* _RECORDS FOR THE TASK_:
>> start

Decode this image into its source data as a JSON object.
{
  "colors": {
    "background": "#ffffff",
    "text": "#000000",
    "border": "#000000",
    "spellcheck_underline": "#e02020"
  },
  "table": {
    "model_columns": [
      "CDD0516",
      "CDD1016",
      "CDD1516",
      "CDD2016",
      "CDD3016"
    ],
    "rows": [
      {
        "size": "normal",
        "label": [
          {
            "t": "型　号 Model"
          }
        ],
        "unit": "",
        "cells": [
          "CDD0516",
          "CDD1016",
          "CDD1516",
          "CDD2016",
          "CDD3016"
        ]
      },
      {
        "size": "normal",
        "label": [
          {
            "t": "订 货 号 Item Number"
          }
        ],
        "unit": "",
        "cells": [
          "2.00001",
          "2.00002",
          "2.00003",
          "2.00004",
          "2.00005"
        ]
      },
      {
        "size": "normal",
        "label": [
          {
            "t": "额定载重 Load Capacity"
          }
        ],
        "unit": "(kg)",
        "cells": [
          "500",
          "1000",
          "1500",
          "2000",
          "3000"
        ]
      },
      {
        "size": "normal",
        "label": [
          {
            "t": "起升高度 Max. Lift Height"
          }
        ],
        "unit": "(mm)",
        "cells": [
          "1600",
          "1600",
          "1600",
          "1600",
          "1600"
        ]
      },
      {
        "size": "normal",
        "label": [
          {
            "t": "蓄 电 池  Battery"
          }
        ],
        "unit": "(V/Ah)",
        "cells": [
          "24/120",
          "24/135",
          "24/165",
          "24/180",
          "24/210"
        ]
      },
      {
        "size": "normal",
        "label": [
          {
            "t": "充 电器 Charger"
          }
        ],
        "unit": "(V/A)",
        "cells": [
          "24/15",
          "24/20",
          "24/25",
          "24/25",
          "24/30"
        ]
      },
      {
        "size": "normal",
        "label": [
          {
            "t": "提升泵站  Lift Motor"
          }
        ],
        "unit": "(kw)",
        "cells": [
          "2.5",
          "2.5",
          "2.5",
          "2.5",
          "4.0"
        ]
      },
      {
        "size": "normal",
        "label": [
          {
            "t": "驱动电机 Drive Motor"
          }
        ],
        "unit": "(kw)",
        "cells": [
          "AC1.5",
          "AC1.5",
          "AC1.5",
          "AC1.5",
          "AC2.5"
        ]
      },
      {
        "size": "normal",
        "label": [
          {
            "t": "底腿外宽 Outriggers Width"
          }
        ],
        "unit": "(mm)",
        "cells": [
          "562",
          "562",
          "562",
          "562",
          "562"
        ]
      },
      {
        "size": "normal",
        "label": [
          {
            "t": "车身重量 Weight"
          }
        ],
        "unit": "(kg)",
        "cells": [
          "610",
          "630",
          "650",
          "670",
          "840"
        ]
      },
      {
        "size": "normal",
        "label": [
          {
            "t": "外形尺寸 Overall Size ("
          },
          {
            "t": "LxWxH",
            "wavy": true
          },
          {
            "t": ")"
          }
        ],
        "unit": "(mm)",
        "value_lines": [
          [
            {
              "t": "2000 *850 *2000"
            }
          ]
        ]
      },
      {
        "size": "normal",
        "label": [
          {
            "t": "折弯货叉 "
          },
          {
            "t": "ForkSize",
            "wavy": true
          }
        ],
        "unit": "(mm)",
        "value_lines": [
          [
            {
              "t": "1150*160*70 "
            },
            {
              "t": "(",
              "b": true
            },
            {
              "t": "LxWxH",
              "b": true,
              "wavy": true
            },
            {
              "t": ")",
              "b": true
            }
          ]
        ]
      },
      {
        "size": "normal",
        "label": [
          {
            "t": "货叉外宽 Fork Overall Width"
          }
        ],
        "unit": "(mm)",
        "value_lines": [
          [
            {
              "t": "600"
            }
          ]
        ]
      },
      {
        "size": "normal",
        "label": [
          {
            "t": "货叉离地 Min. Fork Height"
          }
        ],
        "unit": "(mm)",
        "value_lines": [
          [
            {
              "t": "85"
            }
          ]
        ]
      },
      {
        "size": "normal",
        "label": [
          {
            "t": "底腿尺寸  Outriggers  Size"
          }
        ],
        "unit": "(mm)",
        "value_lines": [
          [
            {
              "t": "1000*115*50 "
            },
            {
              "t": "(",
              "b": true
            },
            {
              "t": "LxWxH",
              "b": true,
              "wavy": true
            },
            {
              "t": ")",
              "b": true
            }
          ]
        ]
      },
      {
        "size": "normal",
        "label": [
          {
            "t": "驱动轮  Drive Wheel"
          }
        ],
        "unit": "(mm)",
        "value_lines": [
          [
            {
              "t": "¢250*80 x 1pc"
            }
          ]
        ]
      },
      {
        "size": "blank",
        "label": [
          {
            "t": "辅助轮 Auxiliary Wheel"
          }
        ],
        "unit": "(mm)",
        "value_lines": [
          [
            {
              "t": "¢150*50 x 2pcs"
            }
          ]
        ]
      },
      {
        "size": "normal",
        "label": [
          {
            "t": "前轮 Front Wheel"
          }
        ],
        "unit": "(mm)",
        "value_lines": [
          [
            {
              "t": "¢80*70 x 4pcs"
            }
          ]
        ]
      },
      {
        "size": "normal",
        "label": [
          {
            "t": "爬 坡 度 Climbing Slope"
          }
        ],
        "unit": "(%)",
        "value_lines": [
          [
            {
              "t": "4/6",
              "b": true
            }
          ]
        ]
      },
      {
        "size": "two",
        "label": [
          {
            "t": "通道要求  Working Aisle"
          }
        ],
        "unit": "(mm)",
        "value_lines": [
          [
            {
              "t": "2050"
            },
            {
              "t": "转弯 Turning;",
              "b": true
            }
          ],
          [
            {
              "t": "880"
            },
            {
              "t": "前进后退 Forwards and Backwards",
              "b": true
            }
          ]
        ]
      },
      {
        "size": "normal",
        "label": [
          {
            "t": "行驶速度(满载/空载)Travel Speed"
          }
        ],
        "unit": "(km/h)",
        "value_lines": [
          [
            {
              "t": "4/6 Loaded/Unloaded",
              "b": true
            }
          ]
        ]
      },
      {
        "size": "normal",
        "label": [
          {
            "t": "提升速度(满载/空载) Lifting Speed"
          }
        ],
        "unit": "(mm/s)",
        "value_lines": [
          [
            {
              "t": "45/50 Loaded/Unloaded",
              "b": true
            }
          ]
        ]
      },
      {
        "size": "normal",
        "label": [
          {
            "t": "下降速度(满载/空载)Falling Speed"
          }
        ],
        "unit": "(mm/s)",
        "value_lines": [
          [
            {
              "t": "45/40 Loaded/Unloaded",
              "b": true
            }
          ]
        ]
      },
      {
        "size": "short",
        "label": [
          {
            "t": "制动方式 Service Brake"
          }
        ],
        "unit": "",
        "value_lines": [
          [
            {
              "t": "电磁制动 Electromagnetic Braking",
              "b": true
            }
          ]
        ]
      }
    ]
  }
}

>> end

* _GIVEN EXERCISE_: Print back all the lines verbatim.

* _EXERCISE RESULT_:
Decode this image into its source data as a JSON object.
{
  "colors": {
    "background": "#ffffff",
    "text": "#000000",
    "border": "#000000",
    "spellcheck_underline": "#e02020"
  },
  "table": {
    "model_columns": [
      "CDD0516",
      "CDD1016",
      "CDD1516",
      "CDD2016",
      "CDD3016"
    ],
    "rows": [
      {
        "size": "normal",
        "label": [
          {
            "t": "型　号 Model"
          }
        ],
        "unit": "",
        "cells": [
          "CDD0516",
          "CDD1016",
          "CDD1516",
          "CDD2016",
          "CDD3016"
        ]
      },
      {
        "size": "normal",
        "label": [
          {
            "t": "订 货 号 Item Number"
          }
        ],
        "unit": "",
        "cells": [
          "2.00001",
          "2.00002",
          "2.00003",
          "2.00004",
          "2.00005"
        ]
      },
      {
        "size": "normal",
        "label": [
          {
            "t": "额定载重 Load Capacity"
          }
        ],
        "unit": "(kg)",
        "cells": [
          "500",
          "1000",
          "1500",
          "2000",
          "3000"
        ]
      },
      {
        "size": "normal",
        "label": [
          {
            "t": "起升高度 Max. Lift Height"
          }
        ],
        "unit": "(mm)",
        "cells": [
          "1600",
          "1600",
          "1600",
          "1600",
          "1600"
        ]
      },
      {
        "size": "normal",
        "label": [
          {
            "t": "蓄 电 池  Battery"
          }
        ],
        "unit": "(V/Ah)",
        "cells": [
          "24/120",
          "24/135",
          "24/165",
          "24/180",
          "24/210"
        ]
      },
      {
        "size": "normal",
        "label": [
          {
            "t": "充 电器 Charger"
          }
        ],
        "unit": "(V/A)",
        "cells": [
          "24/15",
          "24/20",
          "24/25",
          "24/25",
          "24/30"
        ]
      },
      {
        "size": "normal",
        "label": [
          {
            "t": "提升泵站  Lift Motor"
          }
        ],
        "unit": "(kw)",
        "cells": [
          "2.5",
          "2.5",
          "2.5",
          "2.5",
          "4.0"
        ]
      },
      {
        "size": "normal",
        "label": [
          {
            "t": "驱动电机 Drive Motor"
          }
        ],
        "unit": "(kw)",
        "cells": [
          "AC1.5",
          "AC1.5",
          "AC1.5",
          "AC1.5",
          "AC2.5"
        ]
      },
      {
        "size": "normal",
        "label": [
          {
            "t": "底腿外宽 Outriggers Width"
          }
        ],
        "unit": "(mm)",
        "cells": [
          "562",
          "562",
          "562",
          "562",
          "562"
        ]
      },
      {
        "size": "normal",
        "label": [
          {
            "t": "车身重量 Weight"
          }
        ],
        "unit": "(kg)",
        "cells": [
          "610",
          "630",
          "650",
          "670",
          "840"
        ]
      },
      {
        "size": "normal",
        "label": [
          {
            "t": "外形尺寸 Overall Size ("
          },
          {
            "t": "LxWxH",
            "wavy": true
          },
          {
            "t": ")"
          }
        ],
        "unit": "(mm)",
        "value_lines": [
          [
            {
              "t": "2000 *850 *2000"
            }
          ]
        ]
      },
      {
        "size": "normal",
        "label": [
          {
            "t": "折弯货叉 "
          },
          {
            "t": "ForkSize",
            "wavy": true
          }
        ],
        "unit": "(mm)",
        "value_lines": [
          [
            {
              "t": "1150*160*70 "
            },
            {
              "t": "(",
              "b": true
            },
            {
              "t": "LxWxH",
              "b": true,
              "wavy": true
            },
            {
              "t": ")",
              "b": true
            }
          ]
        ]
      },
      {
        "size": "normal",
        "label": [
          {
            "t": "货叉外宽 Fork Overall Width"
          }
        ],
        "unit": "(mm)",
        "value_lines": [
          [
            {
              "t": "600"
            }
          ]
        ]
      },
      {
        "size": "normal",
        "label": [
          {
            "t": "货叉离地 Min. Fork Height"
          }
        ],
        "unit": "(mm)",
        "value_lines": [
          [
            {
              "t": "85"
            }
          ]
        ]
      },
      {
        "size": "normal",
        "label": [
          {
            "t": "底腿尺寸  Outriggers  Size"
          }
        ],
        "unit": "(mm)",
        "value_lines": [
          [
            {
              "t": "1000*115*50 "
            },
            {
              "t": "(",
              "b": true
            },
            {
              "t": "LxWxH",
              "b": true,
              "wavy": true
            },
            {
              "t": ")",
              "b": true
            }
          ]
        ]
      },
      {
        "size": "normal",
        "label": [
          {
            "t": "驱动轮  Drive Wheel"
          }
        ],
        "unit": "(mm)",
        "value_lines": [
          [
            {
              "t": "¢250*80 x 1pc"
            }
          ]
        ]
      },
      {
        "size": "blank",
        "label": [
          {
            "t": "辅助轮 Auxiliary Wheel"
          }
        ],
        "unit": "(mm)",
        "value_lines": [
          [
            {
              "t": "¢150*50 x 2pcs"
            }
          ]
        ]
      },
      {
        "size": "normal",
        "label": [
          {
            "t": "前轮 Front Wheel"
          }
        ],
        "unit": "(mm)",
        "value_lines": [
          [
            {
              "t": "¢80*70 x 4pcs"
            }
          ]
        ]
      },
      {
        "size": "normal",
        "label": [
          {
            "t": "爬 坡 度 Climbing Slope"
          }
        ],
        "unit": "(%)",
        "value_lines": [
          [
            {
              "t": "4/6",
              "b": true
            }
          ]
        ]
      },
      {
        "size": "two",
        "label": [
          {
            "t": "通道要求  Working Aisle"
          }
        ],
        "unit": "(mm)",
        "value_lines": [
          [
            {
              "t": "2050"
            },
            {
              "t": "转弯 Turning;",
              "b": true
            }
          ],
          [
            {
              "t": "880"
            },
            {
              "t": "前进后退 Forwards and Backwards",
              "b": true
            }
          ]
        ]
      },
      {
        "size": "normal",
        "label": [
          {
            "t": "行驶速度(满载/空载)Travel Speed"
          }
        ],
        "unit": "(km/h)",
        "value_lines": [
          [
            {
              "t": "4/6 Loaded/Unloaded",
              "b": true
            }
          ]
        ]
      },
      {
        "size": "normal",
        "label": [
          {
            "t": "提升速度(满载/空载) Lifting Speed"
          }
        ],
        "unit": "(mm/s)",
        "value_lines": [
          [
            {
              "t": "45/50 Loaded/Unloaded",
              "b": true
            }
          ]
        ]
      },
      {
        "size": "normal",
        "label": [
          {
            "t": "下降速度(满载/空载)Falling Speed"
          }
        ],
        "unit": "(mm/s)",
        "value_lines": [
          [
            {
              "t": "45/40 Loaded/Unloaded",
              "b": true
            }
          ]
        ]
      },
      {
        "size": "short",
        "label": [
          {
            "t": "制动方式 Service Brake"
          }
        ],
        "unit": "",
        "value_lines": [
          [
            {
              "t": "电磁制动 Electromagnetic Braking",
              "b": true
            }
          ]
        ]
      }
    ]
  }
}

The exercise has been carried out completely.